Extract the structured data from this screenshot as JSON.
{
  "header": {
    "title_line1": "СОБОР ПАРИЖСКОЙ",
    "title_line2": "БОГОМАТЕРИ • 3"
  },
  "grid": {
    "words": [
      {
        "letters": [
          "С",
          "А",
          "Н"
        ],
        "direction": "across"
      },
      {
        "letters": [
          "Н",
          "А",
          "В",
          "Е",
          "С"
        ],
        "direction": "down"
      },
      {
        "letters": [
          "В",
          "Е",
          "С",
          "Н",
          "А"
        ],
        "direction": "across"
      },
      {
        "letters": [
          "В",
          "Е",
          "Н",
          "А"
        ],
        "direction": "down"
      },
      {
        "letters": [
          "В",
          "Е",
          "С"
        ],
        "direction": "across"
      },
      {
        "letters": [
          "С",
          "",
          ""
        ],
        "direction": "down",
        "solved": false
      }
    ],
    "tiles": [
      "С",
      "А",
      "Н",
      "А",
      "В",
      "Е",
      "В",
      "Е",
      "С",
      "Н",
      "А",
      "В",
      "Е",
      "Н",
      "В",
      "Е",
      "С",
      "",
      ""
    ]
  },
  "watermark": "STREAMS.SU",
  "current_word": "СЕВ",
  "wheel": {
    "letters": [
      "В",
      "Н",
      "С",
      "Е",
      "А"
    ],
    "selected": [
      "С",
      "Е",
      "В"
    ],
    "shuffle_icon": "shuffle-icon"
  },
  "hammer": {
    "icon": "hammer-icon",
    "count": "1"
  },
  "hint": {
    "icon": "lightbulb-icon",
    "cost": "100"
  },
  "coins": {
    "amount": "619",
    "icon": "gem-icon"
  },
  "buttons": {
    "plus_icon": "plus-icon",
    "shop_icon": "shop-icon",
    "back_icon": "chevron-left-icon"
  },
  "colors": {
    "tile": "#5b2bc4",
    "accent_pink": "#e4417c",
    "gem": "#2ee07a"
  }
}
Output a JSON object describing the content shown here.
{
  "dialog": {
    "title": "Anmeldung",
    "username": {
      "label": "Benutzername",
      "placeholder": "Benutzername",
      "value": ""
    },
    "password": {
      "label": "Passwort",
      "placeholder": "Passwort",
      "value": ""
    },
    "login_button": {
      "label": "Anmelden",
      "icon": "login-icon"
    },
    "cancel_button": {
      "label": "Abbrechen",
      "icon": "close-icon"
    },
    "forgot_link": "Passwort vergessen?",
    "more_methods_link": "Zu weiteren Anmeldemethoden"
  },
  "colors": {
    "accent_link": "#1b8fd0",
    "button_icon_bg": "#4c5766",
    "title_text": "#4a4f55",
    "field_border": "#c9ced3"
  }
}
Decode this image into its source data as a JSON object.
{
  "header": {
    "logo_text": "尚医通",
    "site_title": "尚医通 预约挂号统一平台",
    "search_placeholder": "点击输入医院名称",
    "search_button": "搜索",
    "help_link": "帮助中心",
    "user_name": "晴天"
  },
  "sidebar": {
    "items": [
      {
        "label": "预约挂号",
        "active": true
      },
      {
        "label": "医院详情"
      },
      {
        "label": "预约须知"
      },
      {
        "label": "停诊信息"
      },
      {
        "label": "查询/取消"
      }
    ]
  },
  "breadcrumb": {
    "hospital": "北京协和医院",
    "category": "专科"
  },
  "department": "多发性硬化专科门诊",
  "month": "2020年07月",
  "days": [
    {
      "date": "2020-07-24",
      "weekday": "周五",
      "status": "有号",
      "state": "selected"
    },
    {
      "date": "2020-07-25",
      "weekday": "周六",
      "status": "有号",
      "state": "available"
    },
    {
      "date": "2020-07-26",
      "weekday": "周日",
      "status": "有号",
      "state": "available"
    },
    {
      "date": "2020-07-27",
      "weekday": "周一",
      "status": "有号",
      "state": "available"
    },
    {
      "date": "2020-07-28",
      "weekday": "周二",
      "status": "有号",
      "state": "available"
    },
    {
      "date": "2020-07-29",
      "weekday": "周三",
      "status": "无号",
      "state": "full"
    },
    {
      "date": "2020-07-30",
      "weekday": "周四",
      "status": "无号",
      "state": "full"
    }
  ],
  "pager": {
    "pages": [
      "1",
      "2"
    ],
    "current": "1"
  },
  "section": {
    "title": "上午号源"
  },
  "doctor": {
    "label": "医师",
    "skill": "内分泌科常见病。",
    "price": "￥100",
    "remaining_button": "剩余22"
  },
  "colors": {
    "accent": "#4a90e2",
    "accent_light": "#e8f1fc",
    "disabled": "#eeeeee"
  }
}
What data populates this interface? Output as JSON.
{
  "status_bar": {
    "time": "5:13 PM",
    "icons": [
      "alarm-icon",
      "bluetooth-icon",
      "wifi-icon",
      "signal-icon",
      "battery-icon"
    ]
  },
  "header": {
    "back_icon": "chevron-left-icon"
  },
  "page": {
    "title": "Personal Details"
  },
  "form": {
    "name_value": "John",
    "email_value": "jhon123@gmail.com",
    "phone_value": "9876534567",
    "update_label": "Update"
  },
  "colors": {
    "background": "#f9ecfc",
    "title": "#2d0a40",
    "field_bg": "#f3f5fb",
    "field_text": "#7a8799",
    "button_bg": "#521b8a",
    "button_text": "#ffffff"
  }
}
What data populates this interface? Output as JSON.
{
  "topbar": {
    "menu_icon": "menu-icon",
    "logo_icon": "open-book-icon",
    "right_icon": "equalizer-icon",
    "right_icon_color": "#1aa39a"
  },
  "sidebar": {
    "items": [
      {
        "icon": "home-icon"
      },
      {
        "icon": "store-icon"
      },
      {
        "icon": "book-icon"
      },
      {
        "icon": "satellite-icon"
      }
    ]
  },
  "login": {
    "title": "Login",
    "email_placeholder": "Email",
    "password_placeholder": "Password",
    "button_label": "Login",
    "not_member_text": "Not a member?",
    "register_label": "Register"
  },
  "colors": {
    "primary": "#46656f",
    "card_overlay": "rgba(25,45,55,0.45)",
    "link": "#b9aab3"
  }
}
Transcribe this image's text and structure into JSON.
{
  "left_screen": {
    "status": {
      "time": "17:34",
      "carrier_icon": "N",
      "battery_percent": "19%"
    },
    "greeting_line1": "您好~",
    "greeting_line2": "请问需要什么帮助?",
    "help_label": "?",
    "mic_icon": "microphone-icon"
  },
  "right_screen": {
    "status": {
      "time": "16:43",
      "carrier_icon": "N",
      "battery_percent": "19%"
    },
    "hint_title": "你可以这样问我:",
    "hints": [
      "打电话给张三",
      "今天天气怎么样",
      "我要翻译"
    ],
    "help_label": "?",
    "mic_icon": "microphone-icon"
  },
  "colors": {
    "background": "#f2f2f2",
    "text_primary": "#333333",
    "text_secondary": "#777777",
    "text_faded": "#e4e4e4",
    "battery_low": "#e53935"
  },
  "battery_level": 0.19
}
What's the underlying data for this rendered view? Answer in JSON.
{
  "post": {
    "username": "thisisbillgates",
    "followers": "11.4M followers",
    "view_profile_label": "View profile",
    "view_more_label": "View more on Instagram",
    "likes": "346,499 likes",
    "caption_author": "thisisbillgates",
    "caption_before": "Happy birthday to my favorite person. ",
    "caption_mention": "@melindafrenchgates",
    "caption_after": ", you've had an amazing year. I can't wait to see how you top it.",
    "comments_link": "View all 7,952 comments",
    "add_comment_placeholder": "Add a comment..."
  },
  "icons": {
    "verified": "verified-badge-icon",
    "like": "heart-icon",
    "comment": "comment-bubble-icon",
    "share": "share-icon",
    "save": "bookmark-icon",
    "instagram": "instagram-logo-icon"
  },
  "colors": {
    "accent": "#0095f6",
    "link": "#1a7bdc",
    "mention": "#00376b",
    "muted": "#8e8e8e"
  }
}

• WHAT TO WORK ON: Work out how many lines above have the string "into" in them, and give only the number.

• THE REPLY: 2